Collected data entries:
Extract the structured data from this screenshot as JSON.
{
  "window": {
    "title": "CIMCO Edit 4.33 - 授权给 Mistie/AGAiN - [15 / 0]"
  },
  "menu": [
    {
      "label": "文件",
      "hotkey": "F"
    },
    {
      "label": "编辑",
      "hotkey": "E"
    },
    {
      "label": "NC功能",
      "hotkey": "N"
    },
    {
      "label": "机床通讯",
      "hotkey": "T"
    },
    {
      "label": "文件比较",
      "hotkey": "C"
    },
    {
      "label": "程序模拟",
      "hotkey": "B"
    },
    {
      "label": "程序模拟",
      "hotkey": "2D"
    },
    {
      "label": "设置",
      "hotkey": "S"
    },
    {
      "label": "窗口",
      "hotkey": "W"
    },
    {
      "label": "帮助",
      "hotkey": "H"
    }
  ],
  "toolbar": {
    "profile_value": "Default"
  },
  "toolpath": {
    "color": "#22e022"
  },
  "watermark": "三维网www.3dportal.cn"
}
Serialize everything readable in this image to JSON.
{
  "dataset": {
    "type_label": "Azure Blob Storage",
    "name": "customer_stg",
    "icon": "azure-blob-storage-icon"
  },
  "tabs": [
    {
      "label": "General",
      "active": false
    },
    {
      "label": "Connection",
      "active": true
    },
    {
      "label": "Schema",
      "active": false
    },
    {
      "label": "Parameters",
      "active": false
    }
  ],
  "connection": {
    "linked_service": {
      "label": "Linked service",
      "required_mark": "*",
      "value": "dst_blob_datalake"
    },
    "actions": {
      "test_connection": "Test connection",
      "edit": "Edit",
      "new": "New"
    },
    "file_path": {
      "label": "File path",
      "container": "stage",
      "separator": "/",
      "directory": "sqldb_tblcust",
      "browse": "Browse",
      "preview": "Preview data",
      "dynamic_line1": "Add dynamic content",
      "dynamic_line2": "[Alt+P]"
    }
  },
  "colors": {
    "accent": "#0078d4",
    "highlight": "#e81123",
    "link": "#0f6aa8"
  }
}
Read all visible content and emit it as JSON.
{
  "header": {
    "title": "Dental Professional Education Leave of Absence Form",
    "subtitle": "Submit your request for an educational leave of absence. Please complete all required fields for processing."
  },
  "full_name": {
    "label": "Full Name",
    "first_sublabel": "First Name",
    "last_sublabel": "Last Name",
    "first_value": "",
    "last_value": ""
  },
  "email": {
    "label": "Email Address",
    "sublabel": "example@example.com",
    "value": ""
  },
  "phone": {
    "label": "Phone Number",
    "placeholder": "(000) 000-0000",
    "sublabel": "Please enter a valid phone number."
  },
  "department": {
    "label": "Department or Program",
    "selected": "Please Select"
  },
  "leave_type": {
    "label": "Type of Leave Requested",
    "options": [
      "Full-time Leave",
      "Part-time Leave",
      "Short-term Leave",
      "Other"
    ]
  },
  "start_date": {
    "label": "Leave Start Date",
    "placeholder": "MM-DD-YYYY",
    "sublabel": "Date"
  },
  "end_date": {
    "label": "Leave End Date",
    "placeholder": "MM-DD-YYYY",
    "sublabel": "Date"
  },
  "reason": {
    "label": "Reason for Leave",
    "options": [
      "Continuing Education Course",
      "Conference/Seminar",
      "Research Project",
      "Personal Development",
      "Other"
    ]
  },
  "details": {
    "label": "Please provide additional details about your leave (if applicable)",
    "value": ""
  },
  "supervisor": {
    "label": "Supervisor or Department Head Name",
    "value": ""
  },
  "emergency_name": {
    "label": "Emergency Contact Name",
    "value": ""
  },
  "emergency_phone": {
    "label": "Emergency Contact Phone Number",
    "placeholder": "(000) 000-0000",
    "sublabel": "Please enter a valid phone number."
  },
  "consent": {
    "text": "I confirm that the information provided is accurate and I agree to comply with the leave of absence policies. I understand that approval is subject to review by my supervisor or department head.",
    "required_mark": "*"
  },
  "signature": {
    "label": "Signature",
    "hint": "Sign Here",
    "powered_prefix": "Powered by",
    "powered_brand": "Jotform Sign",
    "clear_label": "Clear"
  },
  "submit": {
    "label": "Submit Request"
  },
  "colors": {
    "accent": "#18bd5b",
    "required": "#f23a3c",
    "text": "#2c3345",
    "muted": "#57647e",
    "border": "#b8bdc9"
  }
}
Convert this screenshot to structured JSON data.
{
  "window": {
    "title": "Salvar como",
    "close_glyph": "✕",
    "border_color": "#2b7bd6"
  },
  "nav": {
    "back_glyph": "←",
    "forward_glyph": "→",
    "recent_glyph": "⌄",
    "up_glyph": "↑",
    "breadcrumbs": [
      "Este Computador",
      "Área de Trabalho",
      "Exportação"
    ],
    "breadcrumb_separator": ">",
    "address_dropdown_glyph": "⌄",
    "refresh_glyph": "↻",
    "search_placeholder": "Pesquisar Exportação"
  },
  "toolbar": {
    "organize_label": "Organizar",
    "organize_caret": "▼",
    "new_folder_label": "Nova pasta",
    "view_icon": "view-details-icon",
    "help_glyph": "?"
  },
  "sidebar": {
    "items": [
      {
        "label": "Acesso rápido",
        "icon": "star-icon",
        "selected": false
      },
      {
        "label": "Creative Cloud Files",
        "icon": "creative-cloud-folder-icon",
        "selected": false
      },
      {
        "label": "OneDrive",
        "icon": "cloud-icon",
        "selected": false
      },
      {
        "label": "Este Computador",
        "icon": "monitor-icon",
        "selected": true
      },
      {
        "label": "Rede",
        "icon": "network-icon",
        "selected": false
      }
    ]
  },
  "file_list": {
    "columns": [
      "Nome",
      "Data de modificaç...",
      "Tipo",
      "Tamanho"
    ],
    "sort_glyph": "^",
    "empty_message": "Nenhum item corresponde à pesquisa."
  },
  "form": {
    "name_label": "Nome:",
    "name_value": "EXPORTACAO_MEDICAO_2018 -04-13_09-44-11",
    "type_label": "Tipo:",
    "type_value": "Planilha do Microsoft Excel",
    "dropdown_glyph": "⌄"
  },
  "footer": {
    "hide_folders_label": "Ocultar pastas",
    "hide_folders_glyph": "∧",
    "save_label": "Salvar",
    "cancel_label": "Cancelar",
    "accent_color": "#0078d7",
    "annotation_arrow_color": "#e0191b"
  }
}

What you need to do:
Each line containing the word "Computador" counts once; report the total alone.

Finished exercise:
2